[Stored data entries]
[Begin]

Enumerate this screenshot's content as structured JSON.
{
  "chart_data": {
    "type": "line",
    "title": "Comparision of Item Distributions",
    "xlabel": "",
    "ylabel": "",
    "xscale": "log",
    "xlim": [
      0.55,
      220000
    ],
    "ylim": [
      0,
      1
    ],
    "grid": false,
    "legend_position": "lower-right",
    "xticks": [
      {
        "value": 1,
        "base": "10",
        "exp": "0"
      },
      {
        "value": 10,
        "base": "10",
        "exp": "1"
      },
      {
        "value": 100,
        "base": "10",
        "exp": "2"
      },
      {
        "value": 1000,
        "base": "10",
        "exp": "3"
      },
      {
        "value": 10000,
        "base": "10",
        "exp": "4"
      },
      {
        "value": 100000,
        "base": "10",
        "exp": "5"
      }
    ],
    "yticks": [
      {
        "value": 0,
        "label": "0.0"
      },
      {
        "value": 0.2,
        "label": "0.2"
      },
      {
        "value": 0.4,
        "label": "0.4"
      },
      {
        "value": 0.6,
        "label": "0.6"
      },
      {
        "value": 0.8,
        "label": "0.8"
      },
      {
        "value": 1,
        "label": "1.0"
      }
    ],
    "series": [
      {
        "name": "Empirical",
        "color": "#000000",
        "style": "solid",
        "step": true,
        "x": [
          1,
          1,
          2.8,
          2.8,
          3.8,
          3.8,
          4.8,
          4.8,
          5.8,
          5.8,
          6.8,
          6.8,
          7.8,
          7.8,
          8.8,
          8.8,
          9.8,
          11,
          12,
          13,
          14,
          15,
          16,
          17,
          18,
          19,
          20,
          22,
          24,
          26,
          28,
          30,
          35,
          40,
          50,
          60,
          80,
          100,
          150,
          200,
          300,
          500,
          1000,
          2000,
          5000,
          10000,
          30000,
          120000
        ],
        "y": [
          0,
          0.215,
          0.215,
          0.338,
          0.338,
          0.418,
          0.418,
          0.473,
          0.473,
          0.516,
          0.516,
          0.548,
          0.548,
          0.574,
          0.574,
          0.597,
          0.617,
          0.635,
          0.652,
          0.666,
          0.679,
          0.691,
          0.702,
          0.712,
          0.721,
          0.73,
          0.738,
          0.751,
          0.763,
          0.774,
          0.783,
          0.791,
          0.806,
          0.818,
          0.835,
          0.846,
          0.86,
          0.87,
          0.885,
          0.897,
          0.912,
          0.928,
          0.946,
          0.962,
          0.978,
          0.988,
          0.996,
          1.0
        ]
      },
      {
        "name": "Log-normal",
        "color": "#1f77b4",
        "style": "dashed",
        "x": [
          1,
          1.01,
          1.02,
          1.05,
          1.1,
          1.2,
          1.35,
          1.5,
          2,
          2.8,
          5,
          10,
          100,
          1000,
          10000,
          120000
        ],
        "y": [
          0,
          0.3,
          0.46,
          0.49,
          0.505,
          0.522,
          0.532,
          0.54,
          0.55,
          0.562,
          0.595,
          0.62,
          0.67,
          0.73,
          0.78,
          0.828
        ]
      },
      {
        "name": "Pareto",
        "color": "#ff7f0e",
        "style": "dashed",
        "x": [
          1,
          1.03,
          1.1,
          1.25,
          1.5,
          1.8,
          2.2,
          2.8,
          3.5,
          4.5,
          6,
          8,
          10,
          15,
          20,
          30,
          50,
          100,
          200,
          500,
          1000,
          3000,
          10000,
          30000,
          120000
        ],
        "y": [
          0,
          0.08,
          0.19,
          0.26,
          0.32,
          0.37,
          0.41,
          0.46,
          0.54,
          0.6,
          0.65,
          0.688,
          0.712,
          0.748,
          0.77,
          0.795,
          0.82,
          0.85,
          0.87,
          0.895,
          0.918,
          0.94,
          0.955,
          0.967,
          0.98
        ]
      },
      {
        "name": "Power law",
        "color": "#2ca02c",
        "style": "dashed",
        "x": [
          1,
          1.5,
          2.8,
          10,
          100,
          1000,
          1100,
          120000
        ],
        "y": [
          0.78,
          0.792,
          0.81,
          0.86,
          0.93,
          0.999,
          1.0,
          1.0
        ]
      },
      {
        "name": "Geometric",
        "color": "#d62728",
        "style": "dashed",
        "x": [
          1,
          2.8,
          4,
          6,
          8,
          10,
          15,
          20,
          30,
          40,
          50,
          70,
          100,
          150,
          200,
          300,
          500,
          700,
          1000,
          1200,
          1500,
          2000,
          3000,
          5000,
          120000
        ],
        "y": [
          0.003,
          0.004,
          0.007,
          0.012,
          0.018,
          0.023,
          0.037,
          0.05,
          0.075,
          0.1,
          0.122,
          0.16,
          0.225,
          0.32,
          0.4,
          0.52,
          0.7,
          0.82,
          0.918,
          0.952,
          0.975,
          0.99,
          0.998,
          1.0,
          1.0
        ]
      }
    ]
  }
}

[End]

### What to do
Extract all lines from the material above that include the word "value".

### Task result
        "value": 1,
        "value": 10,
        "value": 100,
        "value": 1000,
        "value": 10000,
        "value": 100000,
        "value": 0,
        "value": 0.2,
        "value": 0.4,
        "value": 0.6,
        "value": 0.8,
        "value": 1,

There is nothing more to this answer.